:: GOAL ::
Scan the lines below for the word "this". Copy each line you find it in.

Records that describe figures
Start
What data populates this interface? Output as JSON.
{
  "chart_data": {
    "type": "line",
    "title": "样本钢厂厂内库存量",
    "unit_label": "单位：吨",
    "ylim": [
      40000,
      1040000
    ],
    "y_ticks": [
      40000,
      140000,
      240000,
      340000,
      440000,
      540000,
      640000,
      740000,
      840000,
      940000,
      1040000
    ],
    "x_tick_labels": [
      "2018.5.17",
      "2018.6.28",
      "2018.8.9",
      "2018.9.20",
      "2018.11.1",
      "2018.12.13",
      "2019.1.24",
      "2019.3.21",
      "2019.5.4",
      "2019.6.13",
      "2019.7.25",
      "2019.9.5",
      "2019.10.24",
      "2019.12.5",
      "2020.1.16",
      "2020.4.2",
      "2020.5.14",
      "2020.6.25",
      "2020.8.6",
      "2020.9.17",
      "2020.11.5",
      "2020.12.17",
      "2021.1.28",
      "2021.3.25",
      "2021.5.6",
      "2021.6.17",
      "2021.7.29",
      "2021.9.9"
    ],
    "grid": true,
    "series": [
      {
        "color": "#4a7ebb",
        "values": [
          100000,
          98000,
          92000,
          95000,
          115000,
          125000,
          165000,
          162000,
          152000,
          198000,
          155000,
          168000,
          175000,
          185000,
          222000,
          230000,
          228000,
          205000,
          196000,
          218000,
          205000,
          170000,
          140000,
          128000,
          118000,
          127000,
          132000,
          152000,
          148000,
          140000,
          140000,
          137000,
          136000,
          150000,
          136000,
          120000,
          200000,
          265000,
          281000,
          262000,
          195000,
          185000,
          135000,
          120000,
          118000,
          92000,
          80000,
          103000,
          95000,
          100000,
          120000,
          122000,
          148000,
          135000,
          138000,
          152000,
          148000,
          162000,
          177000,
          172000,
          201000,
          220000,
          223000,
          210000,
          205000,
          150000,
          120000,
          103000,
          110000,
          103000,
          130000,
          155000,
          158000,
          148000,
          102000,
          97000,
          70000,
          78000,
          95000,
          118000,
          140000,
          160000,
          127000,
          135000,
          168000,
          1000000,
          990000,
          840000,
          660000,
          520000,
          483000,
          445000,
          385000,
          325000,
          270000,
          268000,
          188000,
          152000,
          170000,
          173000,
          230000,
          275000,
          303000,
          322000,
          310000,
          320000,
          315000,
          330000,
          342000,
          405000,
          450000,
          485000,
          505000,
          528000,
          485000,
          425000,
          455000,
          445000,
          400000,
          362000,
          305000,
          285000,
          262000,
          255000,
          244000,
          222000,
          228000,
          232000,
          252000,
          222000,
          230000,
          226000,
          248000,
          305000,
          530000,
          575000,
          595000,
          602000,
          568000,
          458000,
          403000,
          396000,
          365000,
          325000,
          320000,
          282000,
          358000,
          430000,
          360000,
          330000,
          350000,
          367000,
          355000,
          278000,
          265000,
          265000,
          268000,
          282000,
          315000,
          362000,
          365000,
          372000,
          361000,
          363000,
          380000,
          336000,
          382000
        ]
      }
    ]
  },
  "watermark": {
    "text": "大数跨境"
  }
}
End
Start
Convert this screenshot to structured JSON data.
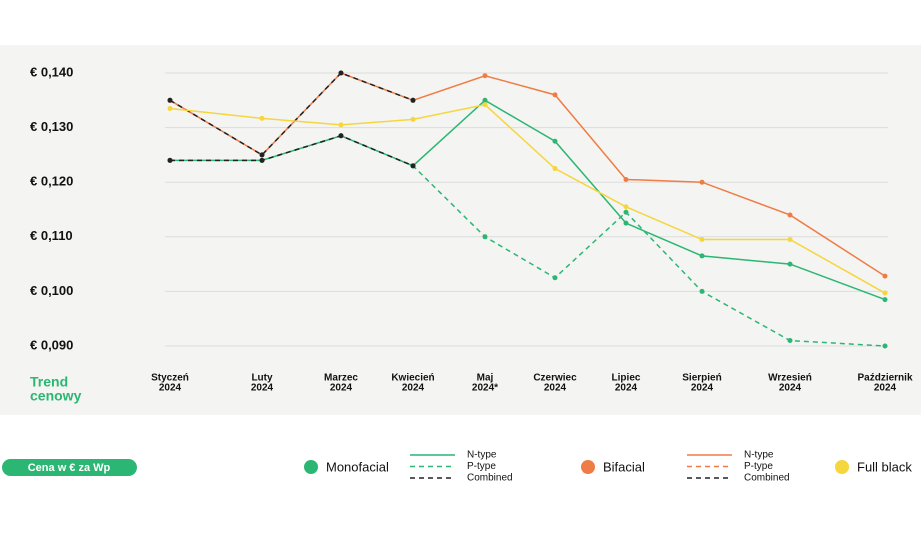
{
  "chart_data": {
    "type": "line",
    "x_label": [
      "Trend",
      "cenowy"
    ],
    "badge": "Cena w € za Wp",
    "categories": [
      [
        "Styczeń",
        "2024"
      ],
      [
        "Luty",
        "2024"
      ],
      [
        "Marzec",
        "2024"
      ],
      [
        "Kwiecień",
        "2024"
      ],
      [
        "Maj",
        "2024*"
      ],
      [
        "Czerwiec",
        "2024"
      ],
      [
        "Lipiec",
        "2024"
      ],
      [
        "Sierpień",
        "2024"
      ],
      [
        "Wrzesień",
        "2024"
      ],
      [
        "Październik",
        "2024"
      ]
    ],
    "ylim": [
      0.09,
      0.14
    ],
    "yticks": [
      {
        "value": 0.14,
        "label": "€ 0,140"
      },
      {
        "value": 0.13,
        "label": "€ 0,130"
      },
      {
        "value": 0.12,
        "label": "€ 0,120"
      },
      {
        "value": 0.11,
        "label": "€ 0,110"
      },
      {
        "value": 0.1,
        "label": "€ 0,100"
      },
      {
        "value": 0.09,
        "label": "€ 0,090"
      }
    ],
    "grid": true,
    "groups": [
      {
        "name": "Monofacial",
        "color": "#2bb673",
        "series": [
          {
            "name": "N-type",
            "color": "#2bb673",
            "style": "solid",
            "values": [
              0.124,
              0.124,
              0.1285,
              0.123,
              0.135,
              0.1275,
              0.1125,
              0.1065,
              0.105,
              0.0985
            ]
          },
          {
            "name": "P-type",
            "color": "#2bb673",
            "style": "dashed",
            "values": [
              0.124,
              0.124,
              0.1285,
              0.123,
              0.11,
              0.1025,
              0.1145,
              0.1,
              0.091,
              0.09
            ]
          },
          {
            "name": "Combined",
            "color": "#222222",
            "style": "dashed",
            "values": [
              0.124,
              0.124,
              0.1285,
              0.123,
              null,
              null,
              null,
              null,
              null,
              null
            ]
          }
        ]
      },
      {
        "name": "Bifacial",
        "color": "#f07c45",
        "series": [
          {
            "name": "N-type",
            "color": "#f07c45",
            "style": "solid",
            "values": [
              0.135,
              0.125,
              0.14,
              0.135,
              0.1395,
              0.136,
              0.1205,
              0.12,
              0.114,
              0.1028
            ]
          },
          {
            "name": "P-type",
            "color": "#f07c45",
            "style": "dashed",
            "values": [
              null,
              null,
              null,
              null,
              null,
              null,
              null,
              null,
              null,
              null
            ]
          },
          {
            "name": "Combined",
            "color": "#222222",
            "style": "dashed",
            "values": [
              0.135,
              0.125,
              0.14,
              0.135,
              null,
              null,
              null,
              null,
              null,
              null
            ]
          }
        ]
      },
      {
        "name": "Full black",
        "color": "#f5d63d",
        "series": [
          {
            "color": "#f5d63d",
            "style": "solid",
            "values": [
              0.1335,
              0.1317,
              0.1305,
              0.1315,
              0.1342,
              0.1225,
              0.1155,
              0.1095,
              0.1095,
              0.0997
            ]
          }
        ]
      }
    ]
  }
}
End
:: EXPECTED ANSWER ::
What data populates this interface? Output as JSON.
Convert this screenshot to structured JSON data.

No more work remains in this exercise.